Entries shown:
+ + +
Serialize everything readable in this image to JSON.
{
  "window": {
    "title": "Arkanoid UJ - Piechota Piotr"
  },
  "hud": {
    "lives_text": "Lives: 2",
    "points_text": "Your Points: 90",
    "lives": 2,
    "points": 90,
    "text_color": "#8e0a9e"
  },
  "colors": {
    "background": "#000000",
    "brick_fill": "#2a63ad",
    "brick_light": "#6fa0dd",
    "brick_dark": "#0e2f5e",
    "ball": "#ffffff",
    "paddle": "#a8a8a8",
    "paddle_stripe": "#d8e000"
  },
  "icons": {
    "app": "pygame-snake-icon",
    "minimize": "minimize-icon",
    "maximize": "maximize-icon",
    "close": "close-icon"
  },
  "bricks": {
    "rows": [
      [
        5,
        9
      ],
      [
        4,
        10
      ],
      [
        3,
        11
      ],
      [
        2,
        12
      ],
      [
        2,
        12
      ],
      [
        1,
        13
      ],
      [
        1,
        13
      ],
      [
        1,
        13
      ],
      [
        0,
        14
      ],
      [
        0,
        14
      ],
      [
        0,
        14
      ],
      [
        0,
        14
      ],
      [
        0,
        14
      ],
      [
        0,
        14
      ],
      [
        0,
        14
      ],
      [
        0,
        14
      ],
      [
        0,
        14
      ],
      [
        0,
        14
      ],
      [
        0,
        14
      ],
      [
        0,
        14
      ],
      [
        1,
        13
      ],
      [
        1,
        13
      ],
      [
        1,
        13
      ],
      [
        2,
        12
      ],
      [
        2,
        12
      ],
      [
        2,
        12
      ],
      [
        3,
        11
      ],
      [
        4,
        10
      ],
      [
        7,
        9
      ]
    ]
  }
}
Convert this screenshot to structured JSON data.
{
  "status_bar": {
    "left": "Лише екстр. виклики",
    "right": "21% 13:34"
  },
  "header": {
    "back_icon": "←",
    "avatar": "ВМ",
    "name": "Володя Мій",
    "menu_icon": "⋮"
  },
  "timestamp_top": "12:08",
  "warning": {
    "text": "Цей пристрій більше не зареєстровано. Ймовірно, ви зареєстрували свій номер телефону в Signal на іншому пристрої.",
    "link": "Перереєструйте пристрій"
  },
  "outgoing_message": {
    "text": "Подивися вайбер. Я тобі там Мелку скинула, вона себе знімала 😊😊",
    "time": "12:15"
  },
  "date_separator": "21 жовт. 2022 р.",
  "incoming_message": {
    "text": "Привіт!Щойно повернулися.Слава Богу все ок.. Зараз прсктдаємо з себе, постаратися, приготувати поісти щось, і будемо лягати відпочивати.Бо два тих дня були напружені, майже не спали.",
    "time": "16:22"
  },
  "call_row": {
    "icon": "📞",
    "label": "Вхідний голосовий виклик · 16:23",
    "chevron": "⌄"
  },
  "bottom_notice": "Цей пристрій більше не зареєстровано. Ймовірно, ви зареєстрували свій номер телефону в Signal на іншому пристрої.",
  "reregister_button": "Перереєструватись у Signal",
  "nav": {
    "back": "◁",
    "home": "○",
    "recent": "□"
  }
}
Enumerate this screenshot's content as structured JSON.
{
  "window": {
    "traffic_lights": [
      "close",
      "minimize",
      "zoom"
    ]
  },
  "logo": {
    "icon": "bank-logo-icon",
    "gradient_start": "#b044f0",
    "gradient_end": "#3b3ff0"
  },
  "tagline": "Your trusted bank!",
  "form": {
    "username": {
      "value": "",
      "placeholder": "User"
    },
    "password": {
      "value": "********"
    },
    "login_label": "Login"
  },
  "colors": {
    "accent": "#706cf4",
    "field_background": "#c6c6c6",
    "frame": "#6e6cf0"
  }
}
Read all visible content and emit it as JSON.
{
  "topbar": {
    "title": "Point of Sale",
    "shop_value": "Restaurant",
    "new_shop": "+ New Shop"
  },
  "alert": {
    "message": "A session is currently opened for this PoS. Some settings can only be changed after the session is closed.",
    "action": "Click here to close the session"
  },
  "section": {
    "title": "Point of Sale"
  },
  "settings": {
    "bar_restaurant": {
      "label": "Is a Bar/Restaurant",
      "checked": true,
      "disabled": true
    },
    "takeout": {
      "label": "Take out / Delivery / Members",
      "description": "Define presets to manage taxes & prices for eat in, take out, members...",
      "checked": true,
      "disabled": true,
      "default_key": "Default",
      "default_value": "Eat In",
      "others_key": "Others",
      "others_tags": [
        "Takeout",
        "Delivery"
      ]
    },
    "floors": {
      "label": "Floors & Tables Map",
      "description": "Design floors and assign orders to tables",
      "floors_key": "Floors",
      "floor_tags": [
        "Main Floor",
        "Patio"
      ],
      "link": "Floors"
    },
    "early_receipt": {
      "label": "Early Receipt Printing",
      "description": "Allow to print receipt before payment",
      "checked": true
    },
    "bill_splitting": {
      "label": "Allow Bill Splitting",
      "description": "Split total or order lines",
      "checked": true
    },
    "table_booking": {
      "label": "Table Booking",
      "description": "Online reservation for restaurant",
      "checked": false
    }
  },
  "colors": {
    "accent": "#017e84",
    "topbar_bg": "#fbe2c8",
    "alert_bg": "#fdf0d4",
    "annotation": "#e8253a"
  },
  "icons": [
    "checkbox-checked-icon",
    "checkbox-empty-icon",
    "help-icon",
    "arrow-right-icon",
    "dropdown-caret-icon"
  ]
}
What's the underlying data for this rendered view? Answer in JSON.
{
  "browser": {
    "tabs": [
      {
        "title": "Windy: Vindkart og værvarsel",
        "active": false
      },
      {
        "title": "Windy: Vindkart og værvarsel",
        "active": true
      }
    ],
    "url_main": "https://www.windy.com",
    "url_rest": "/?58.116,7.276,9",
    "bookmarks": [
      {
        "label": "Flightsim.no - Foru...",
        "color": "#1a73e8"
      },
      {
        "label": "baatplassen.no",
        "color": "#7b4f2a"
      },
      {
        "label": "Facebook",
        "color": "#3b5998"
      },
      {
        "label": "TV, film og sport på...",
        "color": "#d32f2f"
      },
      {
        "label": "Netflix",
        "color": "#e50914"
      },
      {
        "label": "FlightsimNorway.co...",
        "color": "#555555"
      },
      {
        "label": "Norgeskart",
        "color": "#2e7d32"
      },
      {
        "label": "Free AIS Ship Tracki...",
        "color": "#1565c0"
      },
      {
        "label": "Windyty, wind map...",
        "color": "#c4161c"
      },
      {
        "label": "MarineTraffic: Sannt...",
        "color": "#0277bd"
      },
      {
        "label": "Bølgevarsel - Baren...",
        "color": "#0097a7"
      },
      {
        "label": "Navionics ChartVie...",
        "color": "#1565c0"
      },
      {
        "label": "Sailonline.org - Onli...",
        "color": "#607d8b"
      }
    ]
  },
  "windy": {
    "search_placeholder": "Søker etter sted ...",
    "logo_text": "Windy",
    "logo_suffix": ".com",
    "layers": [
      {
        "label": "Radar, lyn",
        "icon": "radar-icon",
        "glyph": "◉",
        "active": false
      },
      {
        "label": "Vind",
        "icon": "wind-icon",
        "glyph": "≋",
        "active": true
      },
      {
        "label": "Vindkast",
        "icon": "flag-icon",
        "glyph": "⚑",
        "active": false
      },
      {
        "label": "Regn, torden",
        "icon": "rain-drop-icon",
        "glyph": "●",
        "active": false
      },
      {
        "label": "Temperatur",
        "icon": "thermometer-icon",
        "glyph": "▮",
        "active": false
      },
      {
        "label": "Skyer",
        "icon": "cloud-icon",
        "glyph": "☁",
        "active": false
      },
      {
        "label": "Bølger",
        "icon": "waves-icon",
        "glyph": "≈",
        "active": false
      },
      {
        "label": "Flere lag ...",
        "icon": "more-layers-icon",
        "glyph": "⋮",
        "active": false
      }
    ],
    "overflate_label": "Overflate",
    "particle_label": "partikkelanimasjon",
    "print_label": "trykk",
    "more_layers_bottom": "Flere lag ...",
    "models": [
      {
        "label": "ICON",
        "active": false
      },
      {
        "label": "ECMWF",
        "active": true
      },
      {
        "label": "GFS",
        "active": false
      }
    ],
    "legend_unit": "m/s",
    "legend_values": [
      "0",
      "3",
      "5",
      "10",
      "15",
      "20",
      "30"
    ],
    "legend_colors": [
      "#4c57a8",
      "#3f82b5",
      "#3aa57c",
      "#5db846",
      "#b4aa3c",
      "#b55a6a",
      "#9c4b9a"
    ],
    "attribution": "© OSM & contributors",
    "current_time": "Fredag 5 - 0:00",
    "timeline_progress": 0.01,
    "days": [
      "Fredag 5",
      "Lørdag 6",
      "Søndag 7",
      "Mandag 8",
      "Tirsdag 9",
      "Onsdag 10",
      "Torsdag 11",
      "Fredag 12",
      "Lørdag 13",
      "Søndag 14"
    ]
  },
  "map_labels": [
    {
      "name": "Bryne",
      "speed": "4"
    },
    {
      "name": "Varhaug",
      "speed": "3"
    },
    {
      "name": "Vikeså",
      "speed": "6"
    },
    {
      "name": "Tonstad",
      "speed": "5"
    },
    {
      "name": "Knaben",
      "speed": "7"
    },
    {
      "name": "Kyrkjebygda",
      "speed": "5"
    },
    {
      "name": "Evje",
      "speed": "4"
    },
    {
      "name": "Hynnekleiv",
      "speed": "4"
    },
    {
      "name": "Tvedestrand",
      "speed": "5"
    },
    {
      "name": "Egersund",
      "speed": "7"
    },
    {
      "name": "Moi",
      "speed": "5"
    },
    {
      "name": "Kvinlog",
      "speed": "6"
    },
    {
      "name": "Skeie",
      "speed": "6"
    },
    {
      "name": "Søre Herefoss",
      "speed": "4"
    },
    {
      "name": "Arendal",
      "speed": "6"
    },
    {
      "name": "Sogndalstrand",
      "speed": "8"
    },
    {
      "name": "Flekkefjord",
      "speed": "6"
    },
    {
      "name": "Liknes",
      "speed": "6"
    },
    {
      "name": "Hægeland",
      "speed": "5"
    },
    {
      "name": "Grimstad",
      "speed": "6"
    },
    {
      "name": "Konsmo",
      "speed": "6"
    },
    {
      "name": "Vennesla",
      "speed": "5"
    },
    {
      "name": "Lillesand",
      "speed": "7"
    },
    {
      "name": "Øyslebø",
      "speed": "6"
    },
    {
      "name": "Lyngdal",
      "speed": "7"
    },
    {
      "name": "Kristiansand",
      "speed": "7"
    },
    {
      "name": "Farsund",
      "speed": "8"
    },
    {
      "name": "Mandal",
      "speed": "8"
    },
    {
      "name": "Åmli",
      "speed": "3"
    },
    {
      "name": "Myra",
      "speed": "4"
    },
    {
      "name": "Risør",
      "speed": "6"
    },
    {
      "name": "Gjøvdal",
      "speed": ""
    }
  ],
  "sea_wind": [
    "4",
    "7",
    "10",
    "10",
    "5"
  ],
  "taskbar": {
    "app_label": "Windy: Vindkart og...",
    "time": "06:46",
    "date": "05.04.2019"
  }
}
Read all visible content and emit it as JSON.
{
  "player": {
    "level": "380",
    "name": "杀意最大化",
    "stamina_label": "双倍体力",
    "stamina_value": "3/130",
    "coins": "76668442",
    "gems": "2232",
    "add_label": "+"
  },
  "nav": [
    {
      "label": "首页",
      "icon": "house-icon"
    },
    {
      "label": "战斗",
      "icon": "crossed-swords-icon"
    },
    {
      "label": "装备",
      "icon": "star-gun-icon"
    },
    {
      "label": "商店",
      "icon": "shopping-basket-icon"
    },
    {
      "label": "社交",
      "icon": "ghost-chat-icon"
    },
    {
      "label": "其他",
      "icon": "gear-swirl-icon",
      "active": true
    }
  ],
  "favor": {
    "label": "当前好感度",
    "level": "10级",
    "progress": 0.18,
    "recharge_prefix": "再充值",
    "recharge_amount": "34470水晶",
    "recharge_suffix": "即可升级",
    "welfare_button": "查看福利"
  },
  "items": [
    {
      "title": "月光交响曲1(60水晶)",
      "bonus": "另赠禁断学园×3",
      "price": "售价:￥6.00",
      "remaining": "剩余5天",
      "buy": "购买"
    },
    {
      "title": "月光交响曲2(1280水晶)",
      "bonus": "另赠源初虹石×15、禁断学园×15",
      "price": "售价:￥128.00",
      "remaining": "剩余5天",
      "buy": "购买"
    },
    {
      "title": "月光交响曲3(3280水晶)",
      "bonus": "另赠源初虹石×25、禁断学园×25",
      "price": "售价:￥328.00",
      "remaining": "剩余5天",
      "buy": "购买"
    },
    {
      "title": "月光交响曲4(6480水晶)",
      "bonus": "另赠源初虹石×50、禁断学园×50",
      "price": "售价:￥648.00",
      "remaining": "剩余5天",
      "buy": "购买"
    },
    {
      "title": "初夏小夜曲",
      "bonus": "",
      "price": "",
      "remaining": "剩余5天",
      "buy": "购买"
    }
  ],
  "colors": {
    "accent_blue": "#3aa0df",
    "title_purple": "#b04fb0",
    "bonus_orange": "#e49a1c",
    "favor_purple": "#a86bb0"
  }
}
+ + +
Exercise directions: Copy out each line of the data containing the string "більше".

The completed task:
    "text": "Цей пристрій більше не зареєстровано. Ймовірно, ви зареєстрували свій номер телефону в Signal на іншому пристрої.",
  "bottom_notice": "Цей пристрій більше не зареєстровано. Ймовірно, ви зареєстрували свій номер телефону в Signal на іншому пристрої.",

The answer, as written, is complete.